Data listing
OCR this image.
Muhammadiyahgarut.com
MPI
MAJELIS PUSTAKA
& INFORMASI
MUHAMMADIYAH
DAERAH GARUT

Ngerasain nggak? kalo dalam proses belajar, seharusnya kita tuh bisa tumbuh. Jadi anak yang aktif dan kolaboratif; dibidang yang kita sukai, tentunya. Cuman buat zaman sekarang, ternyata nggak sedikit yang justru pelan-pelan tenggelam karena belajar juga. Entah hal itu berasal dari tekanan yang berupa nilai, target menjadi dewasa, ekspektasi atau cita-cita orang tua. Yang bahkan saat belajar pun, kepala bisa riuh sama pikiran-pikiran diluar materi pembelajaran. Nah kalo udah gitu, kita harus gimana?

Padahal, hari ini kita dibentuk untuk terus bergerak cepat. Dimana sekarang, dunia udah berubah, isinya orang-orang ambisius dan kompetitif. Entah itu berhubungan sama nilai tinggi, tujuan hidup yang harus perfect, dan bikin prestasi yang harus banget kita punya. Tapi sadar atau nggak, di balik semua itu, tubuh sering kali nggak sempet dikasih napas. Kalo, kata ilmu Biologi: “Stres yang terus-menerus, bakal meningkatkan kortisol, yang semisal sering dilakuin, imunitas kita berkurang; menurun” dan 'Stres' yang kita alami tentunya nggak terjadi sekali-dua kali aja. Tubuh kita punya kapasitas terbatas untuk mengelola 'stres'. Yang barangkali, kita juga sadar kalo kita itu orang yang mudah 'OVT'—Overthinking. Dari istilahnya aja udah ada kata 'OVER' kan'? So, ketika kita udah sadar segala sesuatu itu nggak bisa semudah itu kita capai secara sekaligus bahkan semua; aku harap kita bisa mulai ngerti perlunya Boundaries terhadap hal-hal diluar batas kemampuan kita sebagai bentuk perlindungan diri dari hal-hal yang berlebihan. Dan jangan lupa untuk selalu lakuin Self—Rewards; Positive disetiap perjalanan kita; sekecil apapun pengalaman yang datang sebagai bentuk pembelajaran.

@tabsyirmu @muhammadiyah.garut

==

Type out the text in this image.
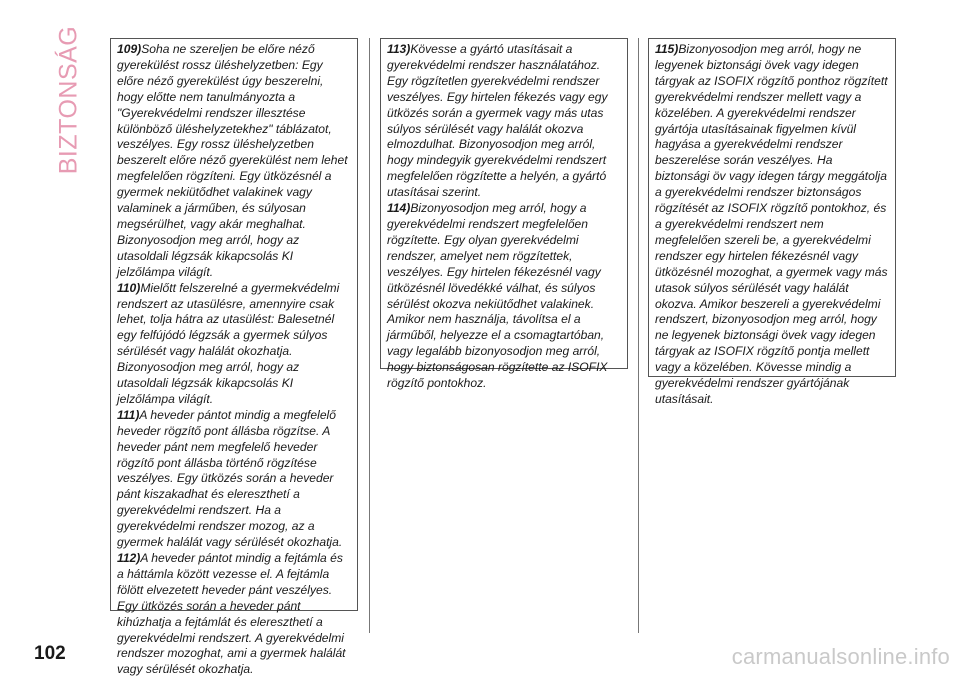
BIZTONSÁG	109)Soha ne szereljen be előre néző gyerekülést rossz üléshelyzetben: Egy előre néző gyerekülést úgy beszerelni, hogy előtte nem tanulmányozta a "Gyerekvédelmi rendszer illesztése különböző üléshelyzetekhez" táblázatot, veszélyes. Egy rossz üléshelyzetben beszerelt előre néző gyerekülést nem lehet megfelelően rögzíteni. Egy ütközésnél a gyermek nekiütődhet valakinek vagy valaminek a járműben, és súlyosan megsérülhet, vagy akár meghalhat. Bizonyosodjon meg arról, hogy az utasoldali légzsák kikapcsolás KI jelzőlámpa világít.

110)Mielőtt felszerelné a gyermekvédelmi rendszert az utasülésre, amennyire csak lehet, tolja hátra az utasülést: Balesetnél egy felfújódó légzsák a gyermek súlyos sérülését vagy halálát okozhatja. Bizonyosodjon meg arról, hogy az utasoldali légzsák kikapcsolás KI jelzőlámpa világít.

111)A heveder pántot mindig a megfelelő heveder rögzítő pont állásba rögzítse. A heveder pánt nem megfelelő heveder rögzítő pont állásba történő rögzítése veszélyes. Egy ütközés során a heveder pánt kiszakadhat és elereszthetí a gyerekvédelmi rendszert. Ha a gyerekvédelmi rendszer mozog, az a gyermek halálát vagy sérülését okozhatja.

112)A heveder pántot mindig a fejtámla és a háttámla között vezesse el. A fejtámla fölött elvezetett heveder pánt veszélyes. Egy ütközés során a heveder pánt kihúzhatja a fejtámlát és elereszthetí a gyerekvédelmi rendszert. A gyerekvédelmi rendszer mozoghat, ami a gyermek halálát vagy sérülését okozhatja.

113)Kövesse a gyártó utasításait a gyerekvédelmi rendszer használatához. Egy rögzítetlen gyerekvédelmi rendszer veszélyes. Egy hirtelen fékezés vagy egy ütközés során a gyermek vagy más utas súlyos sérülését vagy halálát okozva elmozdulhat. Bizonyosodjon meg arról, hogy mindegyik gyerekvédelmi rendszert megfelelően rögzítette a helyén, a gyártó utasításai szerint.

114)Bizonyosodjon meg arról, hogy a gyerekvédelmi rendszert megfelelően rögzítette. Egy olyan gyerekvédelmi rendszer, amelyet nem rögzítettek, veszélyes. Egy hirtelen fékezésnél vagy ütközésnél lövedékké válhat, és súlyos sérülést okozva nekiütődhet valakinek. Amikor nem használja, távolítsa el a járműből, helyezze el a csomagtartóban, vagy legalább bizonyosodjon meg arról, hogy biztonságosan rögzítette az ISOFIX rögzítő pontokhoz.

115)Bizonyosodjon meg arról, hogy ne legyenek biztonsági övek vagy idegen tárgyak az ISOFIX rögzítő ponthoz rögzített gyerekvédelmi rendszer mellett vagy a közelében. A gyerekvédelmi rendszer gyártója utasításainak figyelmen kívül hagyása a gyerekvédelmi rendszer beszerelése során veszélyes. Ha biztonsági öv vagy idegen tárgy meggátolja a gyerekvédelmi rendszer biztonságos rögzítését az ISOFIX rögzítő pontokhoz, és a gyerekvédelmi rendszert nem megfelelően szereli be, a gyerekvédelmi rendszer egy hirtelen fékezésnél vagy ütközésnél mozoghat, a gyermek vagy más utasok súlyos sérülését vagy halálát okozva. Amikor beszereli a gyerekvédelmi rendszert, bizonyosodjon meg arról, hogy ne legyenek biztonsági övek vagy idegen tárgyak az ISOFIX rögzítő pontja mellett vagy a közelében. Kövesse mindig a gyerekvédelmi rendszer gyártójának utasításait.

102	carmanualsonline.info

GIVEN REQUEST
Search the entries for the word "heveder", then list each line that holds it.

PROBLEM SOLUTION
111)A heveder pántot mindig a megfelelő heveder rögzítő pont állásba rögzítse. A heveder pánt nem megfelelő heveder rögzítő pont állásba történő rögzítése veszélyes. Egy ütközés során a heveder pánt kiszakadhat és elereszthetí a gyerekvédelmi rendszert. Ha a gyerekvédelmi rendszer mozog, az a gyermek halálát vagy sérülését okozhatja.
112)A heveder pántot mindig a fejtámla és a háttámla között vezesse el. A fejtámla fölött elvezetett heveder pánt veszélyes. Egy ütközés során a heveder pánt kihúzhatja a fejtámlát és elereszthetí a gyerekvédelmi rendszert. A gyerekvédelmi rendszer mozoghat, ami a gyermek halálát vagy sérülését okozhatja.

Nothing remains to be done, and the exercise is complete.